Work to complete: Copy out every record below, word for word.

Stored data entries:
---------------
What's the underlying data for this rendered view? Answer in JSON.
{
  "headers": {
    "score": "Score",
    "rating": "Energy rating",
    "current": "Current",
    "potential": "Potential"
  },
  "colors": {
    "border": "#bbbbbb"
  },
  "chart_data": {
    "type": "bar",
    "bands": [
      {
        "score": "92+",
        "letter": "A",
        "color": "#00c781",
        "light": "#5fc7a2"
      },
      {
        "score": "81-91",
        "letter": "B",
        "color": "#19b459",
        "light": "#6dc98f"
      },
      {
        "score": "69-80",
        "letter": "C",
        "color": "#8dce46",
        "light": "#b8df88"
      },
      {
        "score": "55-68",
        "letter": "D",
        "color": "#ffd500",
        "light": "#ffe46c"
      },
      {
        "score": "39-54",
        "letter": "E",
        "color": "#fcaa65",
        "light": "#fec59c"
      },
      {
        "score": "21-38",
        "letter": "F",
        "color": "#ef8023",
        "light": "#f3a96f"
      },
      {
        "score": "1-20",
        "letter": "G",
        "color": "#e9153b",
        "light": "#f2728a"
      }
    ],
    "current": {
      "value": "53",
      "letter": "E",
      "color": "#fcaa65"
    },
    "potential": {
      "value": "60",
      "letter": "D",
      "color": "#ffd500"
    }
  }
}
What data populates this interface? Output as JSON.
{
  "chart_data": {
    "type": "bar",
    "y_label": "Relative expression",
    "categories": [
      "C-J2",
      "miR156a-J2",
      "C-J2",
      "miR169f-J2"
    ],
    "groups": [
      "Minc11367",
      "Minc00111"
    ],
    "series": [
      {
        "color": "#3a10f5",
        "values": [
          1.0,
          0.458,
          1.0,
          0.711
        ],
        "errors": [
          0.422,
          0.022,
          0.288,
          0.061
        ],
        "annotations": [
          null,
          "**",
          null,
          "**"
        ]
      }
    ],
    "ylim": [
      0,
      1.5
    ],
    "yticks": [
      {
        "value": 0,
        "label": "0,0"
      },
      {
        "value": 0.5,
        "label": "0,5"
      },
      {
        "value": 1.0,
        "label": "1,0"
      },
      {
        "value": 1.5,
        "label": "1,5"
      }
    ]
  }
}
---------------
Problem solution:
What's the underlying data for this rendered view? Answer in JSON.
{
  "headers": {
    "score": "Score",
    "rating": "Energy rating",
    "current": "Current",
    "potential": "Potential"
  },
  "colors": {
    "border": "#bbbbbb"
  },
  "chart_data": {
    "type": "bar",
    "bands": [
      {
        "score": "92+",
        "letter": "A",
        "color": "#00c781",
        "light": "#5fc7a2"
      },
      {
        "score": "81-91",
        "letter": "B",
        "color": "#19b459",
        "light": "#6dc98f"
      },
      {
        "score": "69-80",
        "letter": "C",
        "color": "#8dce46",
        "light": "#b8df88"
      },
      {
        "score": "55-68",
        "letter": "D",
        "color": "#ffd500",
        "light": "#ffe46c"
      },
      {
        "score": "39-54",
        "letter": "E",
        "color": "#fcaa65",
        "light": "#fec59c"
      },
      {
        "score": "21-38",
        "letter": "F",
        "color": "#ef8023",
        "light": "#f3a96f"
      },
      {
        "score": "1-20",
        "letter": "G",
        "color": "#e9153b",
        "light": "#f2728a"
      }
    ],
    "current": {
      "value": "53",
      "letter": "E",
      "color": "#fcaa65"
    },
    "potential": {
      "value": "60",
      "letter": "D",
      "color": "#ffd500"
    }
  }
}
What data populates this interface? Output as JSON.
{
  "chart_data": {
    "type": "bar",
    "y_label": "Relative expression",
    "categories": [
      "C-J2",
      "miR156a-J2",
      "C-J2",
      "miR169f-J2"
    ],
    "groups": [
      "Minc11367",
      "Minc00111"
    ],
    "series": [
      {
        "color": "#3a10f5",
        "values": [
          1.0,
          0.458,
          1.0,
          0.711
        ],
        "errors": [
          0.422,
          0.022,
          0.288,
          0.061
        ],
        "annotations": [
          null,
          "**",
          null,
          "**"
        ]
      }
    ],
    "ylim": [
      0,
      1.5
    ],
    "yticks": [
      {
        "value": 0,
        "label": "0,0"
      },
      {
        "value": 0.5,
        "label": "0,5"
      },
      {
        "value": 1.0,
        "label": "1,0"
      },
      {
        "value": 1.5,
        "label": "1,5"
      }
    ]
  }
}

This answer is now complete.